[Begin Information provided]

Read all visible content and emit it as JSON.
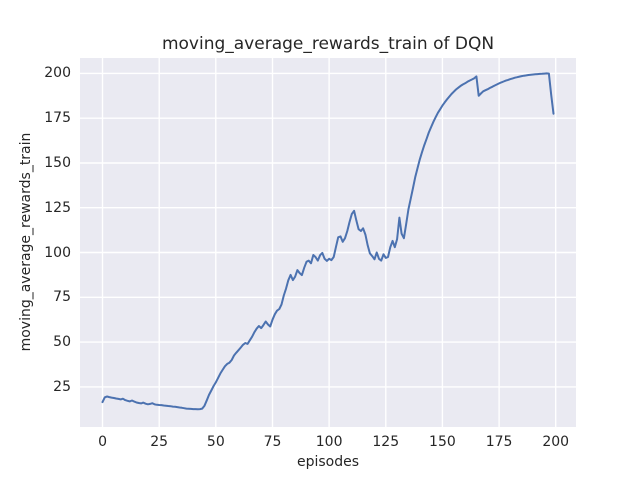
{
  "figure": {
    "background": "#ffffff"
  },
  "chart_data": {
    "type": "line",
    "title": "moving_average_rewards_train of DQN",
    "xlabel": "episodes",
    "ylabel": "moving_average_rewards_train",
    "x_ticks": [
      0,
      25,
      50,
      75,
      100,
      125,
      150,
      175,
      200
    ],
    "y_ticks": [
      25,
      50,
      75,
      100,
      125,
      150,
      175,
      200
    ],
    "xlim": [
      -9.95,
      208.95
    ],
    "ylim": [
      2.6,
      208.6
    ],
    "grid": true,
    "legend": "none",
    "plot_bg": "#eaeaf2",
    "grid_color": "#ffffff",
    "text_color": "#262626",
    "line_color": "#4c72b0",
    "line_width": 2,
    "series": [
      {
        "name": "moving_average_rewards_train",
        "x": [
          0,
          1,
          2,
          3,
          4,
          5,
          6,
          7,
          8,
          9,
          10,
          11,
          12,
          13,
          14,
          15,
          16,
          17,
          18,
          19,
          20,
          21,
          22,
          23,
          24,
          25,
          26,
          27,
          28,
          29,
          30,
          31,
          32,
          33,
          34,
          35,
          36,
          37,
          38,
          39,
          40,
          41,
          42,
          43,
          44,
          45,
          46,
          47,
          48,
          49,
          50,
          51,
          52,
          53,
          54,
          55,
          56,
          57,
          58,
          59,
          60,
          61,
          62,
          63,
          64,
          65,
          66,
          67,
          68,
          69,
          70,
          71,
          72,
          73,
          74,
          75,
          76,
          77,
          78,
          79,
          80,
          81,
          82,
          83,
          84,
          85,
          86,
          87,
          88,
          89,
          90,
          91,
          92,
          93,
          94,
          95,
          96,
          97,
          98,
          99,
          100,
          101,
          102,
          103,
          104,
          105,
          106,
          107,
          108,
          109,
          110,
          111,
          112,
          113,
          114,
          115,
          116,
          117,
          118,
          119,
          120,
          121,
          122,
          123,
          124,
          125,
          126,
          127,
          128,
          129,
          130,
          131,
          132,
          133,
          134,
          135,
          136,
          137,
          138,
          139,
          140,
          141,
          142,
          143,
          144,
          145,
          146,
          147,
          148,
          149,
          150,
          151,
          152,
          153,
          154,
          155,
          156,
          157,
          158,
          159,
          160,
          161,
          162,
          163,
          164,
          165,
          166,
          167,
          168,
          169,
          170,
          171,
          172,
          173,
          174,
          175,
          176,
          177,
          178,
          179,
          180,
          181,
          182,
          183,
          184,
          185,
          186,
          187,
          188,
          189,
          190,
          191,
          192,
          193,
          194,
          195,
          196,
          197,
          198,
          199
        ],
        "y": [
          16.5,
          19.2,
          19.6,
          19.3,
          19.0,
          18.8,
          18.5,
          18.3,
          18.0,
          18.4,
          17.6,
          17.2,
          16.9,
          17.4,
          16.8,
          16.3,
          16.0,
          15.8,
          16.2,
          15.6,
          15.3,
          15.5,
          15.9,
          15.2,
          15.0,
          14.9,
          14.8,
          14.6,
          14.5,
          14.3,
          14.2,
          14.0,
          13.9,
          13.7,
          13.5,
          13.3,
          13.1,
          12.9,
          12.8,
          12.7,
          12.6,
          12.6,
          12.5,
          12.6,
          12.9,
          14.5,
          17.5,
          20.5,
          23.0,
          25.5,
          27.5,
          30.0,
          32.5,
          34.5,
          36.5,
          37.8,
          38.5,
          40.0,
          42.5,
          44.0,
          45.5,
          47.0,
          48.5,
          49.5,
          49.0,
          51.0,
          53.0,
          55.5,
          57.5,
          59.0,
          57.8,
          59.5,
          61.5,
          59.8,
          58.7,
          62.5,
          65.5,
          67.5,
          68.5,
          71.0,
          76.0,
          80.0,
          84.5,
          87.5,
          84.6,
          86.5,
          90.2,
          88.5,
          87.4,
          91.5,
          94.8,
          95.5,
          94.0,
          98.6,
          97.5,
          95.5,
          98.5,
          99.8,
          96.5,
          95.3,
          96.5,
          95.8,
          97.5,
          103.0,
          108.5,
          109.0,
          106.0,
          108.0,
          112.0,
          117.0,
          121.5,
          123.3,
          118.0,
          113.0,
          112.0,
          113.5,
          110.0,
          104.0,
          99.5,
          98.0,
          96.2,
          100.0,
          96.5,
          95.5,
          99.0,
          97.0,
          97.5,
          103.0,
          106.5,
          103.0,
          107.5,
          119.5,
          110.5,
          108.0,
          116.0,
          124.0,
          130.0,
          136.0,
          142.0,
          147.0,
          152.0,
          156.0,
          160.0,
          163.5,
          167.0,
          170.0,
          173.0,
          175.5,
          178.0,
          180.0,
          182.0,
          183.8,
          185.5,
          187.0,
          188.5,
          189.8,
          191.0,
          192.0,
          193.0,
          193.8,
          194.5,
          195.3,
          196.0,
          196.6,
          197.2,
          198.3,
          187.5,
          188.8,
          190.0,
          190.6,
          191.2,
          191.9,
          192.5,
          193.2,
          193.8,
          194.4,
          195.0,
          195.5,
          196.0,
          196.4,
          196.8,
          197.2,
          197.6,
          197.9,
          198.2,
          198.5,
          198.7,
          198.9,
          199.1,
          199.3,
          199.4,
          199.5,
          199.6,
          199.7,
          199.8,
          199.9,
          200.0,
          199.9,
          188.0,
          177.5
        ]
      }
    ]
  }
}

[End Information provided]

Exercise directions.
Look over the records above and copy each line that includes the string "ffffff".

Exercise result.
    "background": "#ffffff"
    "grid_color": "#ffffff",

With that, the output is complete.